**** Records provided
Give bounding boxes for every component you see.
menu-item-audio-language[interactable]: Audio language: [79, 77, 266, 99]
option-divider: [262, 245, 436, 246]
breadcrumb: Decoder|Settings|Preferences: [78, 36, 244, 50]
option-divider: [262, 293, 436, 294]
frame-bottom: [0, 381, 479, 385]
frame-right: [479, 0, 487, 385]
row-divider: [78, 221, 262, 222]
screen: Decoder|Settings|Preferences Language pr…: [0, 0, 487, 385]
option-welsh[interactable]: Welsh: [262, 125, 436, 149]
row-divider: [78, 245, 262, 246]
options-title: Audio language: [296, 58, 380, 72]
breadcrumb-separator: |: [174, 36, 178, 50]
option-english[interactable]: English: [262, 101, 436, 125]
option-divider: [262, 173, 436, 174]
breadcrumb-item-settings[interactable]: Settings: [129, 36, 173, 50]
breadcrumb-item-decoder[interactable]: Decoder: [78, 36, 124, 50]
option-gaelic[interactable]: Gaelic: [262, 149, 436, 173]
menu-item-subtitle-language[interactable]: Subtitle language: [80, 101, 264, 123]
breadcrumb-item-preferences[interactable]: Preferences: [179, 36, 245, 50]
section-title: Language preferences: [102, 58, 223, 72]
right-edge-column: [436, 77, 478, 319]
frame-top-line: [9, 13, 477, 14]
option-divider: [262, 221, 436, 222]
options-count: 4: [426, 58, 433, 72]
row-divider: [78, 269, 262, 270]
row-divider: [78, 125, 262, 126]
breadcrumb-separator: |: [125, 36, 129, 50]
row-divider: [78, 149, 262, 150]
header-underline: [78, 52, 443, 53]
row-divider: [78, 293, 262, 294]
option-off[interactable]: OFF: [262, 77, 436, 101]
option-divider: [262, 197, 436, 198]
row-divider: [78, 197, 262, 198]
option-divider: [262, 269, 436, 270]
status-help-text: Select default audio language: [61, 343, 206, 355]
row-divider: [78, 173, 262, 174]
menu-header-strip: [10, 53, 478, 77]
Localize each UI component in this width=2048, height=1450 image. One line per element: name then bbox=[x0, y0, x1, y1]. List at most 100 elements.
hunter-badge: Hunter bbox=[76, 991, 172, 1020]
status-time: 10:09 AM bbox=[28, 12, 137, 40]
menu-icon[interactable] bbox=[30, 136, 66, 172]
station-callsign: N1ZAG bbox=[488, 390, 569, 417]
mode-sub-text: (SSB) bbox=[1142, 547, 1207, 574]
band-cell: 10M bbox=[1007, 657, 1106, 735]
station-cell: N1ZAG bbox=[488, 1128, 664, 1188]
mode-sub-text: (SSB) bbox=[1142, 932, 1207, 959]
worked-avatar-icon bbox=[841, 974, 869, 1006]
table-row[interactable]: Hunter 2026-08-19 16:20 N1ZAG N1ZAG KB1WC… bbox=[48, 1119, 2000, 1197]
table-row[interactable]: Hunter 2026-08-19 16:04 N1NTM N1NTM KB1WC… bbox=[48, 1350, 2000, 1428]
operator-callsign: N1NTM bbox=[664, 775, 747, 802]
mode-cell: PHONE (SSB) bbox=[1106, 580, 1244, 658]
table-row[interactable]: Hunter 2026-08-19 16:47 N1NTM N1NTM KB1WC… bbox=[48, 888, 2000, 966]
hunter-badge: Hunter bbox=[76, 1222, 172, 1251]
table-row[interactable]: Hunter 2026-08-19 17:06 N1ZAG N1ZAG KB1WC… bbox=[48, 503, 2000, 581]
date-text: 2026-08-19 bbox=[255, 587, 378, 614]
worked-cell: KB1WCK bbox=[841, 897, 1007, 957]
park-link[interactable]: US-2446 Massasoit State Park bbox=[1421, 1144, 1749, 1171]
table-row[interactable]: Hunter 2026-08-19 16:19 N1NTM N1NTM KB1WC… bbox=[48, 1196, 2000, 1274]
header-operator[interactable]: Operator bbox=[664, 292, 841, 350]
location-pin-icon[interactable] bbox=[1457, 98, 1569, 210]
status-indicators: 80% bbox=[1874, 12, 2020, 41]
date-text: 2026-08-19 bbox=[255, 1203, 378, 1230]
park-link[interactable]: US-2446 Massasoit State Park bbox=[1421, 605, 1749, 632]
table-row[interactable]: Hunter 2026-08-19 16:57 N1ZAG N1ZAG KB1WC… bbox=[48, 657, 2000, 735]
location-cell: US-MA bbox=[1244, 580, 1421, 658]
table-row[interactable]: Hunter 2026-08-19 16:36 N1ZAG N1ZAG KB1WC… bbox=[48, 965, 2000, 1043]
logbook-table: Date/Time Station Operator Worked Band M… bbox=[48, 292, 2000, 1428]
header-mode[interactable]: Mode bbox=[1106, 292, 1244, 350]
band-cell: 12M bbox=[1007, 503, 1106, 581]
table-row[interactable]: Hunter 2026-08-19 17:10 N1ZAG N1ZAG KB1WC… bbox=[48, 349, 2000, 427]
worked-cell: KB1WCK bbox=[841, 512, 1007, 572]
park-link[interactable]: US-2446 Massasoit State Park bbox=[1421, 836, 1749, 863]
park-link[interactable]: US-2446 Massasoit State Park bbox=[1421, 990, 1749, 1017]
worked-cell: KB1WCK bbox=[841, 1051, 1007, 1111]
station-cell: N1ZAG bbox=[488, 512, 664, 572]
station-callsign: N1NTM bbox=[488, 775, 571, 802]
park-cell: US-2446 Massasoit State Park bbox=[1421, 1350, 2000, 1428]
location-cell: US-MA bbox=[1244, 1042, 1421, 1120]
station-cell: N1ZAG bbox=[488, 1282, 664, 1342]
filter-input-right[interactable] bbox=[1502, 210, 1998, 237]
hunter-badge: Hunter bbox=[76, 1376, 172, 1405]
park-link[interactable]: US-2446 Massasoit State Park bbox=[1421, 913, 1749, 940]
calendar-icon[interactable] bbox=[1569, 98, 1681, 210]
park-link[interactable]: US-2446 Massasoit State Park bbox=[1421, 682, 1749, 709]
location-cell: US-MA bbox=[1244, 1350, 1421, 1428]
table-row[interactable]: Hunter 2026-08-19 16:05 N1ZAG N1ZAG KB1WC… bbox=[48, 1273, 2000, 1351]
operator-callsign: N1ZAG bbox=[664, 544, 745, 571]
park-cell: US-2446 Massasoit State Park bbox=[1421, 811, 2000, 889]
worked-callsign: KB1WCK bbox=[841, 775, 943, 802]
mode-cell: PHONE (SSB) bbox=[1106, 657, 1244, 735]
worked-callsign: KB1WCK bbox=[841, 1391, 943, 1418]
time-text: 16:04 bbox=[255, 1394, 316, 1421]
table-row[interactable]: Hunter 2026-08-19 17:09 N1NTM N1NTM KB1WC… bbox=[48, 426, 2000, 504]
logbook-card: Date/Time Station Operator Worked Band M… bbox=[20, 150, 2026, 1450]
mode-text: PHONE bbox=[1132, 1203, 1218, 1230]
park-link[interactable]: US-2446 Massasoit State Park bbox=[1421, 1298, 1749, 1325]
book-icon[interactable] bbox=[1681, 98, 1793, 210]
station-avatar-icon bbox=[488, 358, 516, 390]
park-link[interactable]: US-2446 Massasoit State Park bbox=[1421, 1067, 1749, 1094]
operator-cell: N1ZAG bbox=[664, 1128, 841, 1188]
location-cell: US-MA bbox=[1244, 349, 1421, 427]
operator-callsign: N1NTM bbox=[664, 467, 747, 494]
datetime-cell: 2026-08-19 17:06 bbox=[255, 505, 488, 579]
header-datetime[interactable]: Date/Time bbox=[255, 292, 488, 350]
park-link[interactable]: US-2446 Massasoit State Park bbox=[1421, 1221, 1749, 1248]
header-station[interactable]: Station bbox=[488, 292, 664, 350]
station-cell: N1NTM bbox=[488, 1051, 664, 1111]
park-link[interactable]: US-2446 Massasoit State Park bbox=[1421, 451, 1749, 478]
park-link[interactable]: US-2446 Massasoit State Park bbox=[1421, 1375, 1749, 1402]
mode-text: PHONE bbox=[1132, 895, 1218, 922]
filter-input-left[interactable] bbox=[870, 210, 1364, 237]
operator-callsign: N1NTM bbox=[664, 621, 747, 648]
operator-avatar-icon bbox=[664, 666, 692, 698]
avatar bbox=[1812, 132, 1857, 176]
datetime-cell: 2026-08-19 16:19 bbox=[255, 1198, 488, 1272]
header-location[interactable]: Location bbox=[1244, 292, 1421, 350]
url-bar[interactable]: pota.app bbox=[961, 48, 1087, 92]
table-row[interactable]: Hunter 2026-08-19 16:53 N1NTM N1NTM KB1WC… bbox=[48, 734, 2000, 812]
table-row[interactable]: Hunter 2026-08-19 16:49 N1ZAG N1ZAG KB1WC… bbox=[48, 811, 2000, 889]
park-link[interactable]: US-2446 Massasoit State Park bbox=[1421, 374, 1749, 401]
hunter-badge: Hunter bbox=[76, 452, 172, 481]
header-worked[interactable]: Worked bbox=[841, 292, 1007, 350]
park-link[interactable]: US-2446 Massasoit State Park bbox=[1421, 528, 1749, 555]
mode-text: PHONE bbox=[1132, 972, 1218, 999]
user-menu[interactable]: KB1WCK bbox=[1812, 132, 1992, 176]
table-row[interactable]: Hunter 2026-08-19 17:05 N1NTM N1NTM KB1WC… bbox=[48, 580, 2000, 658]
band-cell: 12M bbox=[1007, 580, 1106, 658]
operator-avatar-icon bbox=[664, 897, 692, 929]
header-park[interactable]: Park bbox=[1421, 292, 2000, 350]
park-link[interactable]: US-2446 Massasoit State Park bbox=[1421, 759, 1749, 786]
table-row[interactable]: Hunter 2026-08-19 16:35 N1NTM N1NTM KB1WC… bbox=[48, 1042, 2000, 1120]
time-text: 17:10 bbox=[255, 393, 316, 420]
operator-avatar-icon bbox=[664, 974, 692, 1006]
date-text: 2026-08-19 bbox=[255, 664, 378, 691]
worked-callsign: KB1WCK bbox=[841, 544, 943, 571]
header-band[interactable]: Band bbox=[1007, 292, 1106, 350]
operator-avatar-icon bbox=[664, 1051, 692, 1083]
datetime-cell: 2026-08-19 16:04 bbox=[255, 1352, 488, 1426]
********
■ Directions: Reproduce everything from the start of the records down to the line that contains "row-divider: [78, 221, 262, 222]", swapping "option-divider" for "option-separator" and leaving all else as it is.

■ Answer to the exercise:
Give bounding boxes for every component you see.
menu-item-audio-language[interactable]: Audio language: [79, 77, 266, 99]
option-separator: [262, 245, 436, 246]
breadcrumb: Decoder|Settings|Preferences: [78, 36, 244, 50]
option-separator: [262, 293, 436, 294]
frame-bottom: [0, 381, 479, 385]
frame-right: [479, 0, 487, 385]
row-divider: [78, 221, 262, 222]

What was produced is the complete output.